───── Records provided

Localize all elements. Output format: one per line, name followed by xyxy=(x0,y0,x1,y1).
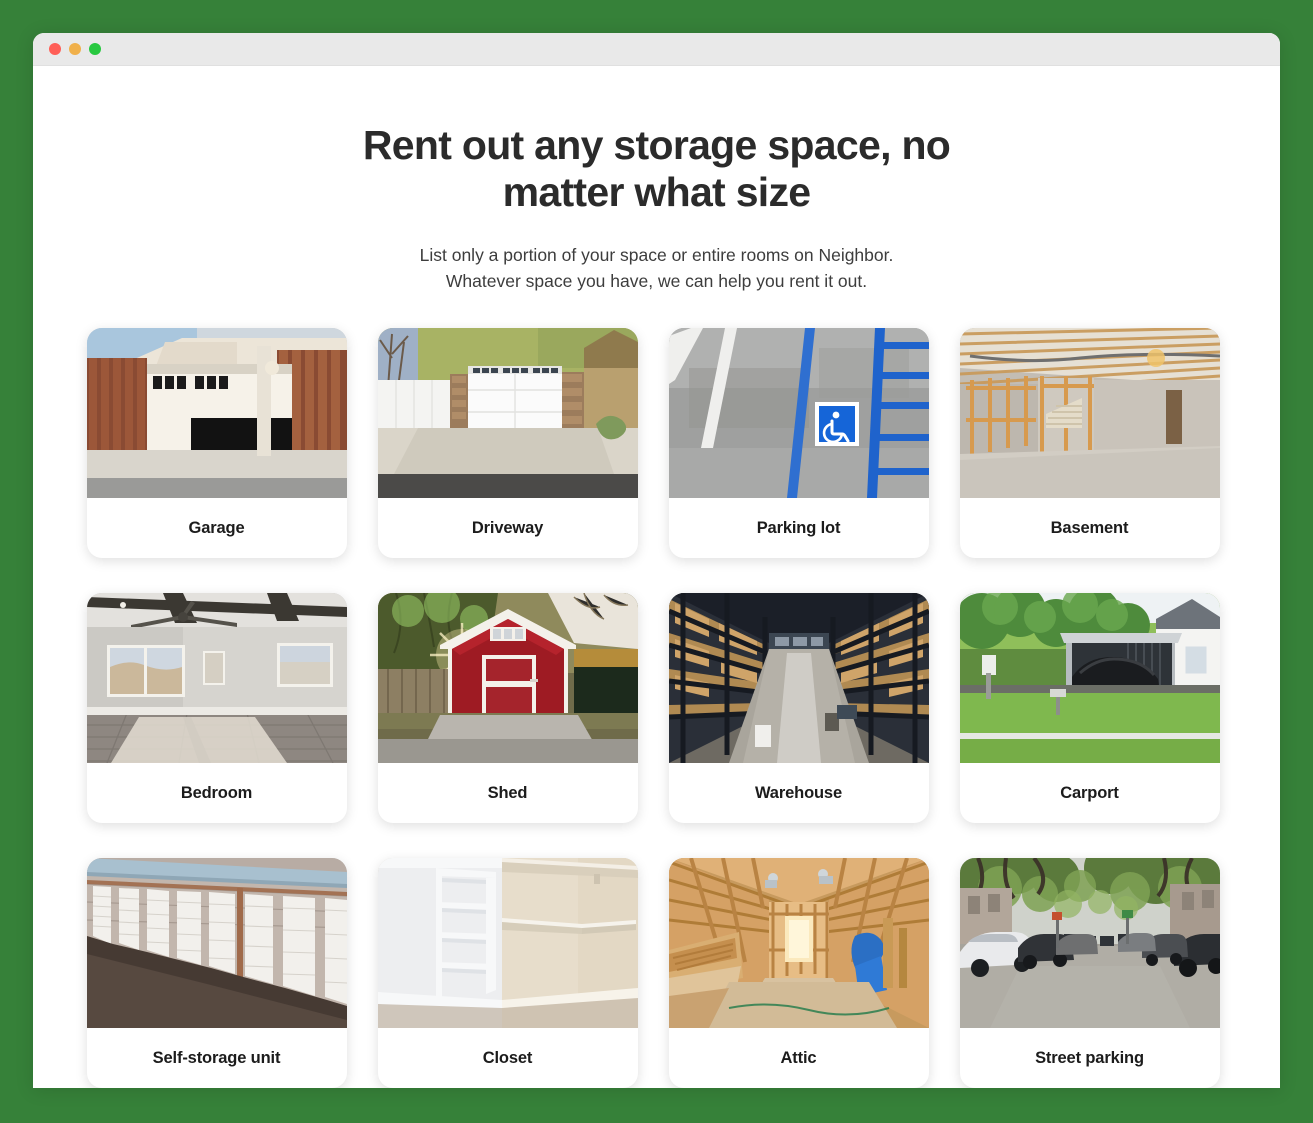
space-type-card-basement[interactable]: Basement xyxy=(959,328,1220,558)
space-type-label: Warehouse xyxy=(755,783,842,802)
space-type-card-garage[interactable]: Garage xyxy=(86,328,347,558)
space-type-label: Carport xyxy=(1060,783,1119,802)
self-storage-unit-photo xyxy=(86,858,347,1028)
close-window-button[interactable] xyxy=(49,43,61,55)
parking-lot-photo xyxy=(668,328,929,498)
driveway-photo xyxy=(377,328,638,498)
garage-photo xyxy=(86,328,347,498)
page-subtitle-line-1: List only a portion of your space or ent… xyxy=(419,245,894,265)
maximize-window-button[interactable] xyxy=(89,43,101,55)
attic-photo xyxy=(668,858,929,1028)
space-type-card-attic[interactable]: Attic xyxy=(668,858,929,1088)
street-parking-photo xyxy=(959,858,1220,1028)
space-type-card-self-storage-unit[interactable]: Self-storage unit xyxy=(86,858,347,1088)
space-type-label: Attic xyxy=(780,1048,817,1067)
space-type-grid: Garage Driveway Parking lot Basement Bed… xyxy=(86,328,1227,1088)
space-type-card-carport[interactable]: Carport xyxy=(959,593,1220,823)
space-type-label: Closet xyxy=(482,1048,533,1067)
closet-photo xyxy=(377,858,638,1028)
space-type-label: Bedroom xyxy=(180,783,253,802)
space-type-label: Street parking xyxy=(1035,1048,1144,1067)
carport-photo xyxy=(959,593,1220,763)
page-subtitle-line-2: Whatever space you have, we can help you… xyxy=(445,271,868,291)
space-type-card-warehouse[interactable]: Warehouse xyxy=(668,593,929,823)
space-type-card-bedroom[interactable]: Bedroom xyxy=(86,593,347,823)
basement-photo xyxy=(959,328,1220,498)
space-type-card-driveway[interactable]: Driveway xyxy=(377,328,638,558)
space-type-label: Basement xyxy=(1050,518,1129,537)
accessible-parking-symbol xyxy=(814,402,859,446)
space-type-label: Driveway xyxy=(471,518,544,537)
bedroom-photo xyxy=(86,593,347,763)
minimize-window-button[interactable] xyxy=(69,43,81,55)
shed-photo xyxy=(377,593,638,763)
browser-title-bar xyxy=(33,33,1280,66)
warehouse-photo xyxy=(668,593,929,763)
space-type-label: Garage xyxy=(188,518,245,537)
page-title: Rent out any storage space, no matter wh… xyxy=(362,122,951,215)
space-type-card-street-parking[interactable]: Street parking xyxy=(959,858,1220,1088)
space-type-label: Self-storage unit xyxy=(152,1048,281,1067)
space-type-card-closet[interactable]: Closet xyxy=(377,858,638,1088)
space-type-card-shed[interactable]: Shed xyxy=(377,593,638,823)
space-type-label: Shed xyxy=(487,783,528,802)
page-content: Rent out any storage space, no matter wh… xyxy=(33,66,1280,1088)
browser-window: Rent out any storage space, no matter wh… xyxy=(33,33,1280,1088)
space-type-label: Parking lot xyxy=(756,518,841,537)
space-type-card-parking-lot[interactable]: Parking lot xyxy=(668,328,929,558)
window-controls xyxy=(49,43,101,55)
page-subtitle: List only a portion of your space or ent… xyxy=(33,242,1280,294)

──────────

• Task:
Show each line from the items above that contains the string "browser", copying every such line in full.

• Correct result:
browser-title-bar xyxy=(33,33,1280,66)
browser-window: Rent out any storage space, no matter wh… xyxy=(33,33,1280,1088)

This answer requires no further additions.